START Record excerpts

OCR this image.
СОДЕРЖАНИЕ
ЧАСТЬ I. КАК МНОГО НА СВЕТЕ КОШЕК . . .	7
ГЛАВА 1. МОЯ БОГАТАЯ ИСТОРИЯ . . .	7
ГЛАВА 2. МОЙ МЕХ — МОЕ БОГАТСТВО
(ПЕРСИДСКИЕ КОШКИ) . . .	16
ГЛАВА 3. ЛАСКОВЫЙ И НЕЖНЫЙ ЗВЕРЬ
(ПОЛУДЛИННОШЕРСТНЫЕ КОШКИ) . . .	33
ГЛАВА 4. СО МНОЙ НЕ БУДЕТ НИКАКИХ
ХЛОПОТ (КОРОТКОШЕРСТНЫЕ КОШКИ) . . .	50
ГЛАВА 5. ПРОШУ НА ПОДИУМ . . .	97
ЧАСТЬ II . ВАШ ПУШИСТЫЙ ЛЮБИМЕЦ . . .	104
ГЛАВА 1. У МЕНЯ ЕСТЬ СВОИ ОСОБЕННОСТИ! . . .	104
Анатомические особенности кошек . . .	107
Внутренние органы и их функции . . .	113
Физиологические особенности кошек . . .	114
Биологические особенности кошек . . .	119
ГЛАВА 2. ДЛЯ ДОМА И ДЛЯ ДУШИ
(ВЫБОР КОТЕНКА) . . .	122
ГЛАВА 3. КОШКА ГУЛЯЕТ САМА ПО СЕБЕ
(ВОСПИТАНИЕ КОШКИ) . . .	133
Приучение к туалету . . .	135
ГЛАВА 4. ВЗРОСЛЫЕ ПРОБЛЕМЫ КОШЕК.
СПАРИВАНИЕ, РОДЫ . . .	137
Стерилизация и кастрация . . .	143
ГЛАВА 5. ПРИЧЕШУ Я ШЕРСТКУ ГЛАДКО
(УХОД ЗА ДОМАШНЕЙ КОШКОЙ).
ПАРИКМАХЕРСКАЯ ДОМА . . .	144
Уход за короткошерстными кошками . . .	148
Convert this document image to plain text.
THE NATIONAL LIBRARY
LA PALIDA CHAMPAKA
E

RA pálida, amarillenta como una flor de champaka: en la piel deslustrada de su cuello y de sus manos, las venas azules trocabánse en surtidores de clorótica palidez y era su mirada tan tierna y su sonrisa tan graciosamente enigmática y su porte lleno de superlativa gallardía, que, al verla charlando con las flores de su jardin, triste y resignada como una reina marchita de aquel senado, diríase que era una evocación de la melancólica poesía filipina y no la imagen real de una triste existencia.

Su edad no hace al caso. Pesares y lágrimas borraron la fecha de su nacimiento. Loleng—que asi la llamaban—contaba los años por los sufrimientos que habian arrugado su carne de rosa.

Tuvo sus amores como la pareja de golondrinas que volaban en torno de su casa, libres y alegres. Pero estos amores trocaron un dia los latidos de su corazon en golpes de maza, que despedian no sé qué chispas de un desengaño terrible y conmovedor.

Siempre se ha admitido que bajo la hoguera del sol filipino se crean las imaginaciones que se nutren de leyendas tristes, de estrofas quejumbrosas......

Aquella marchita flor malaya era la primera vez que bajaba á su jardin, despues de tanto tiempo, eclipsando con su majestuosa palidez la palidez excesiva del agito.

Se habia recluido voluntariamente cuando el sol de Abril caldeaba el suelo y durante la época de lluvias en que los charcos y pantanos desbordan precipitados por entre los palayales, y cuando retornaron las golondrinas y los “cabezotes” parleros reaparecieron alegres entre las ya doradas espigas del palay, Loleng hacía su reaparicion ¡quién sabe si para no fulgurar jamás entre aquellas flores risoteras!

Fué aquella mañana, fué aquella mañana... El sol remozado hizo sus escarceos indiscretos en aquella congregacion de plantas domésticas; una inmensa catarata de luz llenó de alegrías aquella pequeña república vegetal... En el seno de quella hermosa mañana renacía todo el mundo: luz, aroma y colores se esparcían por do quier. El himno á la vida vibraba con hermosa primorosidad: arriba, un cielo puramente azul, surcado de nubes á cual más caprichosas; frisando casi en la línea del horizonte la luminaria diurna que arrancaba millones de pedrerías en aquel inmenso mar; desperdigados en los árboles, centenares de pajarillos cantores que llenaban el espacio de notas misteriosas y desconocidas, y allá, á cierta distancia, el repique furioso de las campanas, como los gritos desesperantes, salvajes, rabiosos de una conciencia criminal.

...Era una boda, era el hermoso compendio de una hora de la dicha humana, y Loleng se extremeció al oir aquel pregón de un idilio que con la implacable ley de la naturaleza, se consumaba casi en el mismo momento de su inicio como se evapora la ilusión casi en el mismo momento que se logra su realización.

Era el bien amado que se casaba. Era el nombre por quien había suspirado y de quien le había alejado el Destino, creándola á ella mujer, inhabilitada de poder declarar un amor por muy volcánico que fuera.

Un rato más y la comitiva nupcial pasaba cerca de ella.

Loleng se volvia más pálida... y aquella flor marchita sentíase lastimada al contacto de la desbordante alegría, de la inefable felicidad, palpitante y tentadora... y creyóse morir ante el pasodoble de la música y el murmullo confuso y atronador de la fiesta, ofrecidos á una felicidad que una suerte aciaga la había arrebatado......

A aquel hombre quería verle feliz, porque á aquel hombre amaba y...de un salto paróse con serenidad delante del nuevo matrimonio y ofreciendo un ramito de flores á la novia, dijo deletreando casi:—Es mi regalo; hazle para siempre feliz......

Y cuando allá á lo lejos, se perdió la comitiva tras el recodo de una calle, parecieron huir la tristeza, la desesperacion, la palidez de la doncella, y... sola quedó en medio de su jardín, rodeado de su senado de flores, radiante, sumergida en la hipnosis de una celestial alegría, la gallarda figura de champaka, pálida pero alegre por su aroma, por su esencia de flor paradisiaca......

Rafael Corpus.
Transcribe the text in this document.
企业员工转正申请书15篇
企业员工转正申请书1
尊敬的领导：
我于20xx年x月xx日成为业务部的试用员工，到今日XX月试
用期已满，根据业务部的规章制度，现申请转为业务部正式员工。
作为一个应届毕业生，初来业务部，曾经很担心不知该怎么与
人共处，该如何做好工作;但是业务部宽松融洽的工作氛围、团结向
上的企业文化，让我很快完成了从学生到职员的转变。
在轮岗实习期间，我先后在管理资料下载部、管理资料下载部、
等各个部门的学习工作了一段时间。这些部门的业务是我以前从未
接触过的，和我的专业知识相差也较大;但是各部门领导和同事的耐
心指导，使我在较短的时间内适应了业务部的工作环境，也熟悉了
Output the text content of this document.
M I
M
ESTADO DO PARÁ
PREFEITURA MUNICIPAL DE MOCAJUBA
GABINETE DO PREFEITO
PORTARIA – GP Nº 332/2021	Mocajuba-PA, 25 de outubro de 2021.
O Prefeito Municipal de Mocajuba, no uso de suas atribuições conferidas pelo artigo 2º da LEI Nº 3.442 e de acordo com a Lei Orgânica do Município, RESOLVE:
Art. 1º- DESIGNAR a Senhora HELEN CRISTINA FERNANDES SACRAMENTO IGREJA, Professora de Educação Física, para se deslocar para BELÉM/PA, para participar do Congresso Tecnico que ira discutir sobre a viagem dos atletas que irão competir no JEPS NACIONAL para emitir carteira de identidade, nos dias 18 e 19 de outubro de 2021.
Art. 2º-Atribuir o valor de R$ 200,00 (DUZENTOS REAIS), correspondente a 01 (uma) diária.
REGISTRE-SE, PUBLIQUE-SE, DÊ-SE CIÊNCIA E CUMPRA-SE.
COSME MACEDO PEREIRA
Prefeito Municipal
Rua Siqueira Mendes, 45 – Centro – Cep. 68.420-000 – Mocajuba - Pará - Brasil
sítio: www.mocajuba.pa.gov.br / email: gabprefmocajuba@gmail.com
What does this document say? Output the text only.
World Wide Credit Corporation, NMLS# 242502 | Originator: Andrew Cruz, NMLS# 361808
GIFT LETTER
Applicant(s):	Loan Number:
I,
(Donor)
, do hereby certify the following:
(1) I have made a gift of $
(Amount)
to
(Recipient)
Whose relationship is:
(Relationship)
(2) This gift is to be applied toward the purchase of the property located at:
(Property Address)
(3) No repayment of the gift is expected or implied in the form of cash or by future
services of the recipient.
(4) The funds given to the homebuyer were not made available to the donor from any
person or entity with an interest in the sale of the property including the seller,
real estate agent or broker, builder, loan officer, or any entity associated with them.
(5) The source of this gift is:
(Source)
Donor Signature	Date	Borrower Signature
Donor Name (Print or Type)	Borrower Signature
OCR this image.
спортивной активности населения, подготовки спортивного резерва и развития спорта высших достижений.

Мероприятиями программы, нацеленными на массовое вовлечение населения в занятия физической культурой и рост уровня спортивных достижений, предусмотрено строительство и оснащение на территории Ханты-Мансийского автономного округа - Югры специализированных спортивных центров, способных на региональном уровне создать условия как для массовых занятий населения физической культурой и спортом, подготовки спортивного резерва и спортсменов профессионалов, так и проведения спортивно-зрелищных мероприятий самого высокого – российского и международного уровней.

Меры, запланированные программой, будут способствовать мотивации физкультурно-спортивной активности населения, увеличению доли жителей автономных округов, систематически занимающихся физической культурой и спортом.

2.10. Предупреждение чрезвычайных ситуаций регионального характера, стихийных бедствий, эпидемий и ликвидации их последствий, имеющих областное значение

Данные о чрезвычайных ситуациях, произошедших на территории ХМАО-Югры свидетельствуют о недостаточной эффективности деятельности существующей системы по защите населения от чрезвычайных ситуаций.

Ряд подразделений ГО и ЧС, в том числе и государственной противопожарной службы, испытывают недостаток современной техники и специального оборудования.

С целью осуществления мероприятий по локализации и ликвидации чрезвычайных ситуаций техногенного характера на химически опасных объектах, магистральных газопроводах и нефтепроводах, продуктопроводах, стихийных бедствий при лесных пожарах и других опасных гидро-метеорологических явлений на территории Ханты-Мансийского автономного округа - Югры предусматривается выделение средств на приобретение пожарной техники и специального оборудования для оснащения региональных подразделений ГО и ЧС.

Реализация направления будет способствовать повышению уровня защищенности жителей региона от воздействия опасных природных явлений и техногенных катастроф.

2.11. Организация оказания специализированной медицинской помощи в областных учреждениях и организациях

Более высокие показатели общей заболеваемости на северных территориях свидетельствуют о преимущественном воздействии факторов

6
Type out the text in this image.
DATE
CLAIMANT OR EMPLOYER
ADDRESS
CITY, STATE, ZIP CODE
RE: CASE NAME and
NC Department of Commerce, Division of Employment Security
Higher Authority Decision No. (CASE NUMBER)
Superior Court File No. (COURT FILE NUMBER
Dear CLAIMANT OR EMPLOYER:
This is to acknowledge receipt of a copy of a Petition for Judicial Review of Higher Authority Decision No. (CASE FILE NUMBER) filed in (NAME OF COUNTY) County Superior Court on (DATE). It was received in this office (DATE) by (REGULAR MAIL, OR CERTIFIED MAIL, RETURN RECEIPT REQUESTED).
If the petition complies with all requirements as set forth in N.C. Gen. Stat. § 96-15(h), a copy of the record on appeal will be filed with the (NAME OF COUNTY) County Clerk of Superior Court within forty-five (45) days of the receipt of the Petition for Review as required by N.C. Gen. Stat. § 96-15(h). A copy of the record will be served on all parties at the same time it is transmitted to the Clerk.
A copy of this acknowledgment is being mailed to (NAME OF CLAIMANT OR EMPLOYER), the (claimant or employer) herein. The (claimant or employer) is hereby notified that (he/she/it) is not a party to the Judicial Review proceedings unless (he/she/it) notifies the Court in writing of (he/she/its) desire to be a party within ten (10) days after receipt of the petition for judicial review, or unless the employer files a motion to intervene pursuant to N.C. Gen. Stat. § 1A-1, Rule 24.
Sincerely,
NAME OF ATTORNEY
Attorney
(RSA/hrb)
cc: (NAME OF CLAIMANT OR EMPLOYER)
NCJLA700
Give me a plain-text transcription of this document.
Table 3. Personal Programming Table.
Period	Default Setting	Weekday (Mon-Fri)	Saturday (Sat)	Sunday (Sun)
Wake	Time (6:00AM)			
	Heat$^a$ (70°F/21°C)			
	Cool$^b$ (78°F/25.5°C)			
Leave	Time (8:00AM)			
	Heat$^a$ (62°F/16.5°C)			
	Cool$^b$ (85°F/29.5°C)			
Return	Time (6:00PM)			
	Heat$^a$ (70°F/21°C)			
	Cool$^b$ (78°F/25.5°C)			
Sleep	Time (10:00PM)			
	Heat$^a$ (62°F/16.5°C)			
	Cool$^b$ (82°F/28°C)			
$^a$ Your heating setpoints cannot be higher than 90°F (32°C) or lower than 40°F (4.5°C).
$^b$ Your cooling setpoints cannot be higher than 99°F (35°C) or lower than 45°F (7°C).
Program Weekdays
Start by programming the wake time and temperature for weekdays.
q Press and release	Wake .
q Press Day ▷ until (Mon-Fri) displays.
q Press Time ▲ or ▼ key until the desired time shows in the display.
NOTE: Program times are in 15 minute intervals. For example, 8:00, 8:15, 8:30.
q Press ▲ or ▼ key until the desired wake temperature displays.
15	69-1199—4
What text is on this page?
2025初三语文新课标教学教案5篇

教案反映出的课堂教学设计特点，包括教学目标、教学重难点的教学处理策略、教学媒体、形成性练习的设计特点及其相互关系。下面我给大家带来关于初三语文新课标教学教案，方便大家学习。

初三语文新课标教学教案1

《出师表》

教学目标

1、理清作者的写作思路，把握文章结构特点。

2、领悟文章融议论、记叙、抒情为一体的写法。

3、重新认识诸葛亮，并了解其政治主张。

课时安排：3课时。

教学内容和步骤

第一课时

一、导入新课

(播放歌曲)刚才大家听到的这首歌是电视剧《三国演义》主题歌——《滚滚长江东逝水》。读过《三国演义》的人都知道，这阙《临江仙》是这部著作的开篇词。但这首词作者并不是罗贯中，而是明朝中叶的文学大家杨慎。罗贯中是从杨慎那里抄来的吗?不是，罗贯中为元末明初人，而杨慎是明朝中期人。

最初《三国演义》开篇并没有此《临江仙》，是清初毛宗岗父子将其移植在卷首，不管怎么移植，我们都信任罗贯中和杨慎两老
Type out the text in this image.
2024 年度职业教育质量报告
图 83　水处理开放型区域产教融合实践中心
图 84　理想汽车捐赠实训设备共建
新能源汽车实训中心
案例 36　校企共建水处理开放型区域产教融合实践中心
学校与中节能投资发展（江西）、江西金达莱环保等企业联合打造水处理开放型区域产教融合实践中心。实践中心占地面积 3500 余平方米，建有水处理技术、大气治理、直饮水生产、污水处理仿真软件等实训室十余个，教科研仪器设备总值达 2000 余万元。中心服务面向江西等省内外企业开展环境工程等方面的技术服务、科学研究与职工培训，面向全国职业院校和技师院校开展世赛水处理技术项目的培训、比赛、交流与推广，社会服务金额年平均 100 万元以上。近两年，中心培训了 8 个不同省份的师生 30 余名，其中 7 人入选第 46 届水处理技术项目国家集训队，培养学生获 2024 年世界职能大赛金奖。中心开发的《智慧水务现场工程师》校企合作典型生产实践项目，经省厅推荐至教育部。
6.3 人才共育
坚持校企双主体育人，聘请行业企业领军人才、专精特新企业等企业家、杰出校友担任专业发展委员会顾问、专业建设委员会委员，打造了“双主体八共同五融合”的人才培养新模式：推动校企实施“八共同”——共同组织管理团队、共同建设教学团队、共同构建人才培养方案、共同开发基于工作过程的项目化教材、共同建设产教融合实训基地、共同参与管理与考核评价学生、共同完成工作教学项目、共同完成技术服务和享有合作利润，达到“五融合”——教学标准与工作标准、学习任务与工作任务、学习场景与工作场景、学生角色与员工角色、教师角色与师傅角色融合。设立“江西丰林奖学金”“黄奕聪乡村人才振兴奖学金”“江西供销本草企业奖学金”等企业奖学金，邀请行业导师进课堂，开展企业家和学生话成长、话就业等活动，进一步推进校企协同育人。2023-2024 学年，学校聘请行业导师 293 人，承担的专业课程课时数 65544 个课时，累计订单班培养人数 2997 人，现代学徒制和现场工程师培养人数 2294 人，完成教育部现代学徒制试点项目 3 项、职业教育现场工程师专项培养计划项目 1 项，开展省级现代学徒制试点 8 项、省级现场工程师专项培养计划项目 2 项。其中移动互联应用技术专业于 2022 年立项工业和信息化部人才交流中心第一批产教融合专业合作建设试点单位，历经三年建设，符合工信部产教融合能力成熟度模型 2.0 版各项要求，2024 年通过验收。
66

END Record excerpts

• **Your goal**
State the number of lines above that hold the string "setpoints", with nothing added.

• **Complete response**
2